Source data
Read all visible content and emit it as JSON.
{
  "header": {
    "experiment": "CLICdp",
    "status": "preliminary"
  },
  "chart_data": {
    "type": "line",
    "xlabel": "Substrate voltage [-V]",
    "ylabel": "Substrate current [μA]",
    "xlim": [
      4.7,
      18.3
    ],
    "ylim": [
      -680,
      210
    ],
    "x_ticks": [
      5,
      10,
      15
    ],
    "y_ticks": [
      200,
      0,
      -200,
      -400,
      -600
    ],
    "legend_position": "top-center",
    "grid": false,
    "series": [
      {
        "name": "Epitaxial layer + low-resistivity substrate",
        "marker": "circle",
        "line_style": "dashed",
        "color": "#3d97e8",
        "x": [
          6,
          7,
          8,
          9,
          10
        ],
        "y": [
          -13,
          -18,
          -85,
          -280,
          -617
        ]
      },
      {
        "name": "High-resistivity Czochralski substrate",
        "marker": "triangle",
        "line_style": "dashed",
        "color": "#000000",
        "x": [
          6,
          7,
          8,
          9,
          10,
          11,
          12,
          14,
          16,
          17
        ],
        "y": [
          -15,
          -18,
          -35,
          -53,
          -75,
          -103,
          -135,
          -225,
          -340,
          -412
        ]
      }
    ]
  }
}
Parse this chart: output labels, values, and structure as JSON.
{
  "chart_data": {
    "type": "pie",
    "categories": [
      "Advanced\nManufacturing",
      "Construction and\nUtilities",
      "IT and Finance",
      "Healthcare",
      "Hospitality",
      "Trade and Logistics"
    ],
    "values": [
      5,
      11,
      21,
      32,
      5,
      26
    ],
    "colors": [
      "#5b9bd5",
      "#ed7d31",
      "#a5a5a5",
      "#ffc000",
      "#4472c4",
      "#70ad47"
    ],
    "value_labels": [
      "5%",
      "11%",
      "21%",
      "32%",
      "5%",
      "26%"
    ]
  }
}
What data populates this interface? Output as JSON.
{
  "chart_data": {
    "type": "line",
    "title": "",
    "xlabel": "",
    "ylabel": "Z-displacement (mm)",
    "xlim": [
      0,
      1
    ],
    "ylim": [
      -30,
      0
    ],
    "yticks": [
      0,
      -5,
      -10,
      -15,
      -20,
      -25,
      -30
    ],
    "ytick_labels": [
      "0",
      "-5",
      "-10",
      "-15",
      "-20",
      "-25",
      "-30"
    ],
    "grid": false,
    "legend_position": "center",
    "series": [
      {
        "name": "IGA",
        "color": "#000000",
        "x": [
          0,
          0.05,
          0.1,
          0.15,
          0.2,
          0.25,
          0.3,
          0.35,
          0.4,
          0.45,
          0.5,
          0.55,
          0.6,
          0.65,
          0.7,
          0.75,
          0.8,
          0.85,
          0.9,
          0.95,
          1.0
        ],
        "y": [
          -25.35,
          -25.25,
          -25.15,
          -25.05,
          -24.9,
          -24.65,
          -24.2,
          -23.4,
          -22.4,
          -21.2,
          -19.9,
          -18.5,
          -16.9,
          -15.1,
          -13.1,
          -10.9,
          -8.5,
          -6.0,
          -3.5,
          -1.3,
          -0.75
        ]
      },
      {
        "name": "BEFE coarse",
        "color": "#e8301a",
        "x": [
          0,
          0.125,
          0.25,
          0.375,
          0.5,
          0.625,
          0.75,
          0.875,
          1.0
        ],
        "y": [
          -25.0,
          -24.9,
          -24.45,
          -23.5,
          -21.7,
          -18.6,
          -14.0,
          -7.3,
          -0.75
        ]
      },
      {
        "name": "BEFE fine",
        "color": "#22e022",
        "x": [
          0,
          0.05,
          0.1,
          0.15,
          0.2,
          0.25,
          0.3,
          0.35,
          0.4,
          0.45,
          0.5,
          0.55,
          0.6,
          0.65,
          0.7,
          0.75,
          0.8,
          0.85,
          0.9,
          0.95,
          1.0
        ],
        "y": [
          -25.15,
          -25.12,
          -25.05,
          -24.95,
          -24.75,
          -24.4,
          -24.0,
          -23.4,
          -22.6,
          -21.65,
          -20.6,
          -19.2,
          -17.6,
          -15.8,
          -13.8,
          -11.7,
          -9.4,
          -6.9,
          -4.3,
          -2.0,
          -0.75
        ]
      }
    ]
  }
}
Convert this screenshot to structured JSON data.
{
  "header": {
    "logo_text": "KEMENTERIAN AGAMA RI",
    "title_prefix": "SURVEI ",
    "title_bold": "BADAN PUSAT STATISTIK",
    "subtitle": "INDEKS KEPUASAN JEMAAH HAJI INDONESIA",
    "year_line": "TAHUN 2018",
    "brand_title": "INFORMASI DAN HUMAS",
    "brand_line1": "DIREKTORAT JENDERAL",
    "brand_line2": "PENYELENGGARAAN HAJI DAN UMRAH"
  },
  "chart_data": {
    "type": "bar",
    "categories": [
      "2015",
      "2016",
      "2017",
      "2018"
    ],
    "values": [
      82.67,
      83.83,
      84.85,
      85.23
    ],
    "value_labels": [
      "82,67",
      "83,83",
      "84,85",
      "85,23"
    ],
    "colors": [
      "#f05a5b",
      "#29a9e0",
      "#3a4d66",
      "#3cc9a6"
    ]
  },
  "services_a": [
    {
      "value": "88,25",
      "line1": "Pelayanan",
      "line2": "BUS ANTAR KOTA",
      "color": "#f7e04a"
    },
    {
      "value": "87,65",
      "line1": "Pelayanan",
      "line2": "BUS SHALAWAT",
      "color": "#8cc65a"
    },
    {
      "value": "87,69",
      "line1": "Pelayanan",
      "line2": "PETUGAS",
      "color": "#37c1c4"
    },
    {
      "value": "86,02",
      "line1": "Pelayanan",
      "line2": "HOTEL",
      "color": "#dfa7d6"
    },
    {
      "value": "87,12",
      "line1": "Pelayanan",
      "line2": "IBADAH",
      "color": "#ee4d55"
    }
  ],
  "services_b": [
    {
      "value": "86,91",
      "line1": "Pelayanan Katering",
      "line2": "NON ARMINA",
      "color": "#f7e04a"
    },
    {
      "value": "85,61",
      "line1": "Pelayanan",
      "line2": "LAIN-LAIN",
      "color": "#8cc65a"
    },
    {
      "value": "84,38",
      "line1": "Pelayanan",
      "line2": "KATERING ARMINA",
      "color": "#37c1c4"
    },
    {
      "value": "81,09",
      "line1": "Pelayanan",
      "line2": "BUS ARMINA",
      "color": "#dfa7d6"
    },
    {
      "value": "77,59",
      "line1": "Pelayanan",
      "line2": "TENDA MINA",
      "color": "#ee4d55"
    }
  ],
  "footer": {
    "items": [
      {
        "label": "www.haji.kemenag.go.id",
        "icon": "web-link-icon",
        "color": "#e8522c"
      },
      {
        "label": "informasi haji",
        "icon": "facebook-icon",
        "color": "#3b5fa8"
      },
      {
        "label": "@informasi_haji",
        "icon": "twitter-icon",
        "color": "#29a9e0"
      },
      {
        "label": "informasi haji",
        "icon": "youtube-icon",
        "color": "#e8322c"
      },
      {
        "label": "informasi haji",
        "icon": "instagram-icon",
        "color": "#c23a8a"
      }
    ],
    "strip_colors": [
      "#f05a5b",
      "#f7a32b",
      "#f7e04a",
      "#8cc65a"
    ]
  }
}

Your objective: Copy out every line from the material above in which the word "this" appears.

Exercise result:
Parse this chart: output labels, values, and structure as JSON.
What data populates this interface? Output as JSON.
Convert this screenshot to structured JSON data.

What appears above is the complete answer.